**The request**. Copy every line from the data below in which the string "waveform" can be found.

**Task data**.
......

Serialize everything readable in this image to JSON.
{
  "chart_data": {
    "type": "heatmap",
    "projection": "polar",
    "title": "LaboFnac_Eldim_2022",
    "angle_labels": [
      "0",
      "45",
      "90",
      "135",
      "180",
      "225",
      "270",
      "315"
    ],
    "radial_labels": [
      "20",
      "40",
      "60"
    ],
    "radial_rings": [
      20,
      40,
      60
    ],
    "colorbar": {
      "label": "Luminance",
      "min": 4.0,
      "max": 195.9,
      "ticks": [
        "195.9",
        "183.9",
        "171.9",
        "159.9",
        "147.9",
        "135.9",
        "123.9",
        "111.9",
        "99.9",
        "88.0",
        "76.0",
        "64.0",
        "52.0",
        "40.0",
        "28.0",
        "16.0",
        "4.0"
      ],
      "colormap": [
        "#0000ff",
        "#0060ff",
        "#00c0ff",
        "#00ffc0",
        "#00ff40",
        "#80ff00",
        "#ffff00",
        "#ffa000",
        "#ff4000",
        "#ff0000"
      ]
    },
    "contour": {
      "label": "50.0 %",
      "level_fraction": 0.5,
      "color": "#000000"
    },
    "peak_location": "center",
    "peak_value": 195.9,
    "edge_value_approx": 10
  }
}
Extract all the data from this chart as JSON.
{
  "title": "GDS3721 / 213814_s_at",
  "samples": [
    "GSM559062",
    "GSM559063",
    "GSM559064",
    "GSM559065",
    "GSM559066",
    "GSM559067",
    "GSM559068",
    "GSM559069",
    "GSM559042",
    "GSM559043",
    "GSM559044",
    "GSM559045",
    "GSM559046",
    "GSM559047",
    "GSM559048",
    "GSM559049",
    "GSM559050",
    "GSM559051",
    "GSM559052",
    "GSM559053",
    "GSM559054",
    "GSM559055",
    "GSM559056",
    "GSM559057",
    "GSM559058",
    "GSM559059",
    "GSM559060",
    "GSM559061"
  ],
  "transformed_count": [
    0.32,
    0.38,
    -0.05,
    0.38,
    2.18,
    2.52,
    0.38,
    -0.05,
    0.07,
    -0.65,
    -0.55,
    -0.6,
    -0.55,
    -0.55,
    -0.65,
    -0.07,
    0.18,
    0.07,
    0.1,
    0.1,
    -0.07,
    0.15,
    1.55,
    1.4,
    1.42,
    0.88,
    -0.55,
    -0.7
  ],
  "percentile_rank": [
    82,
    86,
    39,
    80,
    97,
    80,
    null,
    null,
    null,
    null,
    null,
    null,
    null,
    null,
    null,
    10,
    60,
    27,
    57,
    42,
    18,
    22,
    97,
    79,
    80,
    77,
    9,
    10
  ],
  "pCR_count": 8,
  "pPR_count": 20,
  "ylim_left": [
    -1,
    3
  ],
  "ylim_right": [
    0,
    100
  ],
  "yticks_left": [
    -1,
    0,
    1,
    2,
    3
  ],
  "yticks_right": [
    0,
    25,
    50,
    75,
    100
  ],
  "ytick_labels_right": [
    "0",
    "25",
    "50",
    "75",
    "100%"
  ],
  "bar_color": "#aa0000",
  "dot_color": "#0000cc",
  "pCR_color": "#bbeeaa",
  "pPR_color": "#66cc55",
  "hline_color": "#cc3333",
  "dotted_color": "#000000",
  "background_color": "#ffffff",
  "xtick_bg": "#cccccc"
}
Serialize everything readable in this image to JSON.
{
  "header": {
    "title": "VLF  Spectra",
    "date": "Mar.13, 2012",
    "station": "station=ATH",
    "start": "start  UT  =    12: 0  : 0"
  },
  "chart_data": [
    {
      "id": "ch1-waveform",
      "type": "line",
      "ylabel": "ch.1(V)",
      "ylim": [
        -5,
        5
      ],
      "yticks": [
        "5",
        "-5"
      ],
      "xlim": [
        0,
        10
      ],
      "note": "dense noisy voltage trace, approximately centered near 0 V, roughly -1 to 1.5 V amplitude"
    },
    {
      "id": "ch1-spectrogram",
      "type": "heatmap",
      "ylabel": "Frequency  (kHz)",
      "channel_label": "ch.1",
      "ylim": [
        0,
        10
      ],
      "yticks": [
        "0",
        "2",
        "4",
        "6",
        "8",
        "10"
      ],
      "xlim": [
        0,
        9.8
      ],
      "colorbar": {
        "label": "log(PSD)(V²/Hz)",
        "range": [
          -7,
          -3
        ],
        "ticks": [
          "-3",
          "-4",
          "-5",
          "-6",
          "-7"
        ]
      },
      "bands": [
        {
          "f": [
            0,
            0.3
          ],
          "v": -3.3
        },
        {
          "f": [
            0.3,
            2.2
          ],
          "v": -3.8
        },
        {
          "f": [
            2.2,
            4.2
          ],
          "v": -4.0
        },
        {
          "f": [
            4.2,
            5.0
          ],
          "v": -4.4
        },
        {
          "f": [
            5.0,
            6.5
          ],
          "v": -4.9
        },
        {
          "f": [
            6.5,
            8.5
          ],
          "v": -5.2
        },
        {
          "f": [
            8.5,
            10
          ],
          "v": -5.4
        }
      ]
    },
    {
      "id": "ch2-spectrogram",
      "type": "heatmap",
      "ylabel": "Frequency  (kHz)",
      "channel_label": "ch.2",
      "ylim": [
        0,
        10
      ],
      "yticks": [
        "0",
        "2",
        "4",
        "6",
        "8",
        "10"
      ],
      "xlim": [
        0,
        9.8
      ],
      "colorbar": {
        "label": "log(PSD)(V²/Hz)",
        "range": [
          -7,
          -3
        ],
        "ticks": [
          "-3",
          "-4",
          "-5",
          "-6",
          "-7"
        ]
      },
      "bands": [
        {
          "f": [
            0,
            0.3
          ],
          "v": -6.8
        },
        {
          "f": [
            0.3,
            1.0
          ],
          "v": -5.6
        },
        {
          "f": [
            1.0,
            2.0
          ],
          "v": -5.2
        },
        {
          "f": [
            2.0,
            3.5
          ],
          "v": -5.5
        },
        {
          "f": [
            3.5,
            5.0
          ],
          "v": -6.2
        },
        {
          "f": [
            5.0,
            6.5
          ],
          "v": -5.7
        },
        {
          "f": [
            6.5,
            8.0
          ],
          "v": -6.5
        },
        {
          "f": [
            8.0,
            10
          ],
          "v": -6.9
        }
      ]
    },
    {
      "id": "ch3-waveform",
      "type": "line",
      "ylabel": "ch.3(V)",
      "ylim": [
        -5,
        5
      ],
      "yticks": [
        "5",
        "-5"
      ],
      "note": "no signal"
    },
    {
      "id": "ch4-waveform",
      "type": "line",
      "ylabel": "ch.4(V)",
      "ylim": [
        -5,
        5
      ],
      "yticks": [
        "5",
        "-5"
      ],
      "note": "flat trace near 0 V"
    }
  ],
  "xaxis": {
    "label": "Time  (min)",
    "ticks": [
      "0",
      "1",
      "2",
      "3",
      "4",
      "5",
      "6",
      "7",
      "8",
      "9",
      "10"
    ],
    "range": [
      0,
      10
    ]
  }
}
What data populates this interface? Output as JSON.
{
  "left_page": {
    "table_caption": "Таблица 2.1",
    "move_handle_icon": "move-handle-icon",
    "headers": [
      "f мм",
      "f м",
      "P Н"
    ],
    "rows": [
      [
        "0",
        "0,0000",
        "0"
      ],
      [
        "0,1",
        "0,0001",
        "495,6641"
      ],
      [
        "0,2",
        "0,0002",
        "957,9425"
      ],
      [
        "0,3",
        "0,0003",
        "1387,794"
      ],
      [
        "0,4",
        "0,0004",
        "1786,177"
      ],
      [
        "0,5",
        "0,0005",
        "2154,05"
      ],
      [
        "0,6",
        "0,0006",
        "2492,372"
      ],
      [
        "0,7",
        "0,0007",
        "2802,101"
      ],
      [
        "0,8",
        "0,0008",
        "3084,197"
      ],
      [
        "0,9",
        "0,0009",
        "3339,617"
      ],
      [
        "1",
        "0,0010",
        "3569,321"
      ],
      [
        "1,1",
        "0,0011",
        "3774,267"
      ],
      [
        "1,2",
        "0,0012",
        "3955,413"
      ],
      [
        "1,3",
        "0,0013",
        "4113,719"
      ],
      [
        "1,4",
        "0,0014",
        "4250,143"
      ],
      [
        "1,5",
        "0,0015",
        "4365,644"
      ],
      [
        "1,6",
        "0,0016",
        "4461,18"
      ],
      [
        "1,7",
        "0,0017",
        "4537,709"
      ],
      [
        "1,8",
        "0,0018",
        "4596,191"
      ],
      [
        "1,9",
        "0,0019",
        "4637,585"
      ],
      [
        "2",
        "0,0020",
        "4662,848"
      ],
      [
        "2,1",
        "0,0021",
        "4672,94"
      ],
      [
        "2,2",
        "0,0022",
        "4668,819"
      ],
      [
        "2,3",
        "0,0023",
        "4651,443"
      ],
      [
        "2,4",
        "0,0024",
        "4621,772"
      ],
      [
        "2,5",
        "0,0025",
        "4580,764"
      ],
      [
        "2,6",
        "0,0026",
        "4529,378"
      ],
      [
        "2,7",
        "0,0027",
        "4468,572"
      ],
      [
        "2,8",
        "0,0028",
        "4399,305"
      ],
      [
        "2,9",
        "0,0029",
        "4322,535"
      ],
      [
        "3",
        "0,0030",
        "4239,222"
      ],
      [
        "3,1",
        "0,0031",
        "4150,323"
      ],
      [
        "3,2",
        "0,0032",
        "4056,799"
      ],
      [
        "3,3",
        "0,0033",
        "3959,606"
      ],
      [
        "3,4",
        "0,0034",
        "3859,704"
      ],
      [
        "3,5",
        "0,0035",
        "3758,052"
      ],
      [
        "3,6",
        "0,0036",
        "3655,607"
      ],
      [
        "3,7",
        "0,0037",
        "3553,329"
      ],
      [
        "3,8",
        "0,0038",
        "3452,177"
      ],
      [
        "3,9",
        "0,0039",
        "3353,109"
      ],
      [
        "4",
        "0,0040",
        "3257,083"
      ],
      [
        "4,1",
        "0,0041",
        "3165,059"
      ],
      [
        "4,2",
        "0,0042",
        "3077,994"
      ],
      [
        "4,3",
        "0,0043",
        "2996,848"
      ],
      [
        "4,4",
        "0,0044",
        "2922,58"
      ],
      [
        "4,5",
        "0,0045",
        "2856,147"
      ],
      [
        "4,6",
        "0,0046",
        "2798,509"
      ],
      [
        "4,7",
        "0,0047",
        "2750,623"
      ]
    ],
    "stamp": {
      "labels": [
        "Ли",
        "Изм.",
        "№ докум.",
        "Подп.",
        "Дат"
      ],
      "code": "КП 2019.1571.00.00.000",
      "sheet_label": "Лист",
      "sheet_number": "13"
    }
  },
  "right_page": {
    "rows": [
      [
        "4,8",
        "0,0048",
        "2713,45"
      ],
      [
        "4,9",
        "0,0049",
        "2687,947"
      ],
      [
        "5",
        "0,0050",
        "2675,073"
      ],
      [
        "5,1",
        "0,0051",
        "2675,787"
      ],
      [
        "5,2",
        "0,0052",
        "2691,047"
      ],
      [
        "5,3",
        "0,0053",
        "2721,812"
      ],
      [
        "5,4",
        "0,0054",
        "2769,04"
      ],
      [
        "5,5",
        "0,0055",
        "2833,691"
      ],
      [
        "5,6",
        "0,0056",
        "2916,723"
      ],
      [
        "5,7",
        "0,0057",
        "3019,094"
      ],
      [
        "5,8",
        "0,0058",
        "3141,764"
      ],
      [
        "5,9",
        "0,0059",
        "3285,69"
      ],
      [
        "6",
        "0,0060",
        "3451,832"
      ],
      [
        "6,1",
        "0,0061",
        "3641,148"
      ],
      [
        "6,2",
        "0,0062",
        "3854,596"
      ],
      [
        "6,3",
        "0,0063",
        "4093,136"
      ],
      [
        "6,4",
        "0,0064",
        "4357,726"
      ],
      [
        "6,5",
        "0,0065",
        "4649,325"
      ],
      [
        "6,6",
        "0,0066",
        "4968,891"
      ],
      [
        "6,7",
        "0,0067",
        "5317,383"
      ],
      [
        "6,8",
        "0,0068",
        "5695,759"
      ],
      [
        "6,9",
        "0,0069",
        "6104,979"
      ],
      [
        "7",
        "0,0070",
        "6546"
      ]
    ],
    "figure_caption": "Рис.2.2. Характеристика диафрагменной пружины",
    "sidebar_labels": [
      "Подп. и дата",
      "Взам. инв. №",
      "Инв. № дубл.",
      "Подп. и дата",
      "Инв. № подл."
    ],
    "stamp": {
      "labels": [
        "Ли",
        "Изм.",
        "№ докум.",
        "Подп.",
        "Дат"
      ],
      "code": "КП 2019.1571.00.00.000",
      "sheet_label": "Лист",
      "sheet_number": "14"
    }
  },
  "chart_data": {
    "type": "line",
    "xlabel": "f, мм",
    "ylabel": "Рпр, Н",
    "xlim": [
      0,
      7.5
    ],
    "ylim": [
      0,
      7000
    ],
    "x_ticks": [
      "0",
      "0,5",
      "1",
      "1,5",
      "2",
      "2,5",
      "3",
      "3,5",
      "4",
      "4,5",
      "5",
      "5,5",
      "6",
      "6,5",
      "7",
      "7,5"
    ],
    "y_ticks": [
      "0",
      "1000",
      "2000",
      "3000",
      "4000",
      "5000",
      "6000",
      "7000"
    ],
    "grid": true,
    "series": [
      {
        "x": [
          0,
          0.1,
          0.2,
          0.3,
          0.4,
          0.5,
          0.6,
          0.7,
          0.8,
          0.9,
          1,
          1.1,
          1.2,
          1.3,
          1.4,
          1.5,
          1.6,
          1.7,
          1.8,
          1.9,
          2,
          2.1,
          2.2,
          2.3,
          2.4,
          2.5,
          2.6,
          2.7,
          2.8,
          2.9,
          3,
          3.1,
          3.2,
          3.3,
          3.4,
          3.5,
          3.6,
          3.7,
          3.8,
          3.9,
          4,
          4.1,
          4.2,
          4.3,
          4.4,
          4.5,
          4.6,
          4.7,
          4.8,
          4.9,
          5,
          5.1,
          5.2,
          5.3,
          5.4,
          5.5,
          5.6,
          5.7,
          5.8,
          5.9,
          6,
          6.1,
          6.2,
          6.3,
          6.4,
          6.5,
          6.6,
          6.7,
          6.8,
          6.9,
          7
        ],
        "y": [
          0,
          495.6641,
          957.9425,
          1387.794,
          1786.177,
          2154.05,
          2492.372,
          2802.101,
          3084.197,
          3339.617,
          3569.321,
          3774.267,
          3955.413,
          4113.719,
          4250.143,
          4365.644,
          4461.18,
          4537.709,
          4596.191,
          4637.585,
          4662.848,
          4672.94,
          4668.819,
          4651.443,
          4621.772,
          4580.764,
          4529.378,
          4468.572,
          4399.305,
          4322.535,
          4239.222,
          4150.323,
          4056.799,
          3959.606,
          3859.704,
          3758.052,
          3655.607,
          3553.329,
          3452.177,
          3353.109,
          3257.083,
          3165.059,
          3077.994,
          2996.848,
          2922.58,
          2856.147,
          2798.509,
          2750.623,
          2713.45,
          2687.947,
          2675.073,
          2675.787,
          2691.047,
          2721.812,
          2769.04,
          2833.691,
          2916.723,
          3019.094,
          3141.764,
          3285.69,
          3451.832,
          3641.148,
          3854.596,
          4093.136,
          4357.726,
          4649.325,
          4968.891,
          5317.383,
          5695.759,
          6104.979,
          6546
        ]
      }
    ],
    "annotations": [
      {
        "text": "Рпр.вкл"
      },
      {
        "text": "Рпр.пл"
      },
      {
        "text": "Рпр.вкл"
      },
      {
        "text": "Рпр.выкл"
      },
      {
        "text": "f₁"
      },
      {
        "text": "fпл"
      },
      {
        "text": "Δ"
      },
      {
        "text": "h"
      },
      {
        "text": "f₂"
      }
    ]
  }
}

......

**Exercise solution**.
      "id": "ch1-waveform",
      "id": "ch3-waveform",
      "id": "ch4-waveform",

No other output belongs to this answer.